++++ PROVIDED DATA
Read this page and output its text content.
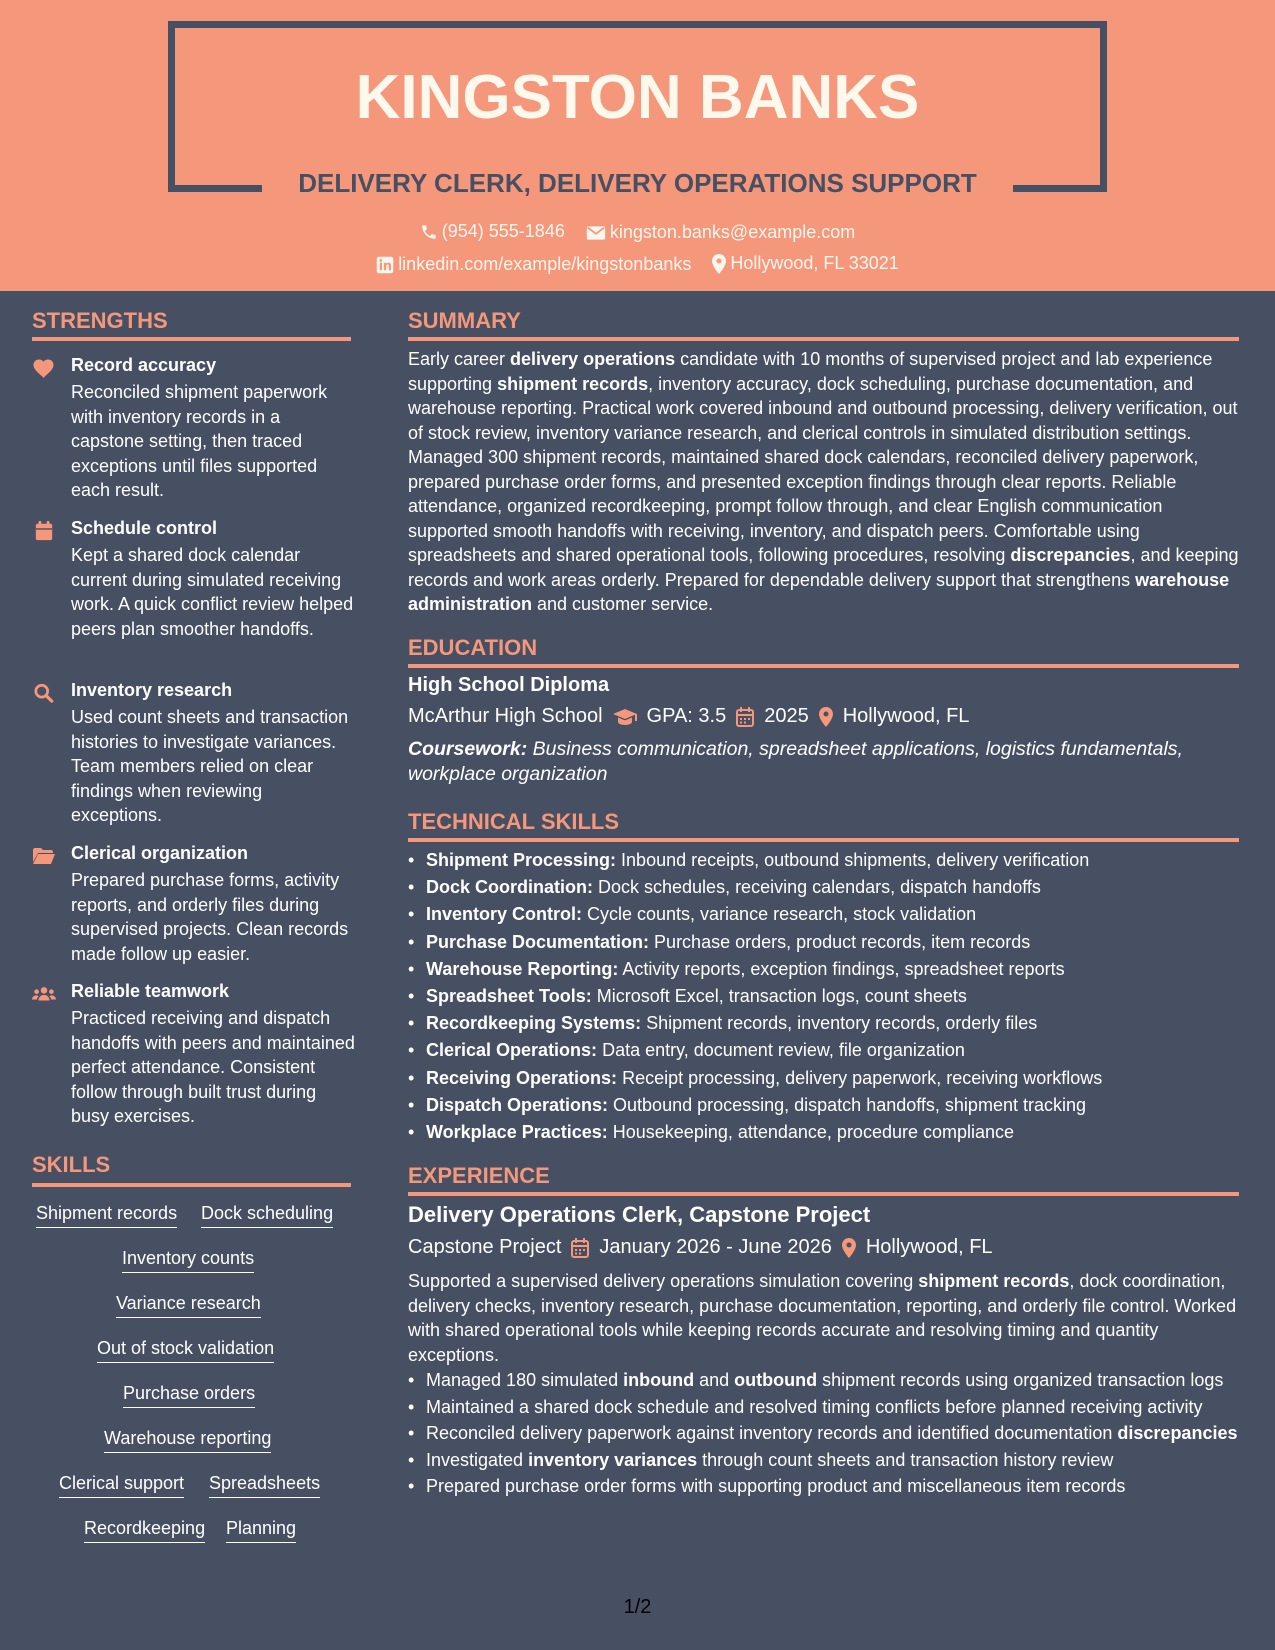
KINGSTON BANKS
DELIVERY CLERK, DELIVERY OPERATIONS SUPPORT
(954) 555-1846
	kingston.banks@example.com
linkedin.com/example/kingstonbanks
Hollywood, FL 33021
STRENGTHS
Record accuracy
Reconciled shipment paperwork with inventory records in a capstone setting, then traced exceptions until files supported each result.
Schedule control
Kept a shared dock calendar current during simulated receiving work. A quick conflict review helped peers plan smoother handoffs.
Inventory research
Used count sheets and transaction histories to investigate variances. Team members relied on clear findings when reviewing exceptions.
Clerical organization
Prepared purchase forms, activity reports, and orderly files during supervised projects. Clean records made follow up easier.
Reliable teamwork
Practiced receiving and dispatch handoffs with peers and maintained perfect attendance. Consistent follow through built trust during busy exercises.
SKILLS
Shipment records Dock scheduling
Inventory counts
Variance research
Out of stock validation
Purchase orders
Warehouse reporting
Clerical support Spreadsheets
Recordkeeping Planning
SUMMARY
Early career delivery operations candidate with 10 months of supervised project and lab experience supporting shipment records, inventory accuracy, dock scheduling, purchase documentation, and warehouse reporting. Practical work covered inbound and outbound processing, delivery verification, out of stock review, inventory variance research, and clerical controls in simulated distribution settings. Managed 300 shipment records, maintained shared dock calendars, reconciled delivery paperwork, prepared purchase order forms, and presented exception findings through clear reports. Reliable attendance, organized recordkeeping, prompt follow through, and clear English communication supported smooth handoffs with receiving, inventory, and dispatch peers. Comfortable using spreadsheets and shared operational tools, following procedures, resolving discrepancies, and keeping records and work areas orderly. Prepared for dependable delivery support that strengthens warehouse administration and customer service.
EDUCATION
High School Diploma
McArthur High School GPA: 3.5 2025 Hollywood, FL
Coursework: Business communication, spreadsheet applications, logistics fundamentals, workplace organization
TECHNICAL SKILLS
• Shipment Processing: Inbound receipts, outbound shipments, delivery verification
• Dock Coordination: Dock schedules, receiving calendars, dispatch handoffs
• Inventory Control: Cycle counts, variance research, stock validation
• Purchase Documentation: Purchase orders, product records, item records
• Warehouse Reporting: Activity reports, exception findings, spreadsheet reports
• Spreadsheet Tools: Microsoft Excel, transaction logs, count sheets
• Recordkeeping Systems: Shipment records, inventory records, orderly files
• Clerical Operations: Data entry, document review, file organization
• Receiving Operations: Receipt processing, delivery paperwork, receiving workflows
• Dispatch Operations: Outbound processing, dispatch handoffs, shipment tracking
• Workplace Practices: Housekeeping, attendance, procedure compliance
EXPERIENCE
Delivery Operations Clerk, Capstone Project
Capstone Project January 2026 - June 2026 Hollywood, FL
Supported a supervised delivery operations simulation covering shipment records, dock coordination, delivery checks, inventory research, purchase documentation, reporting, and orderly file control. Worked with shared operational tools while keeping records accurate and resolving timing and quantity exceptions.
• Managed 180 simulated inbound and outbound shipment records using organized transaction logs
• Maintained a shared dock schedule and resolved timing conflicts before planned receiving activity
• Reconciled delivery paperwork against inventory records and identified documentation discrepancies
• Investigated inventory variances through count sheets and transaction history review
• Prepared purchase order forms with supporting product and miscellaneous item records
1/2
++++++++
◆ GIVEN REQUEST: Make a list of all lines in the data that contain "item".

◆ EXERCISE RESPONSE:
• Purchase Documentation: Purchase orders, product records, item records
• Prepared purchase order forms with supporting product and miscellaneous item records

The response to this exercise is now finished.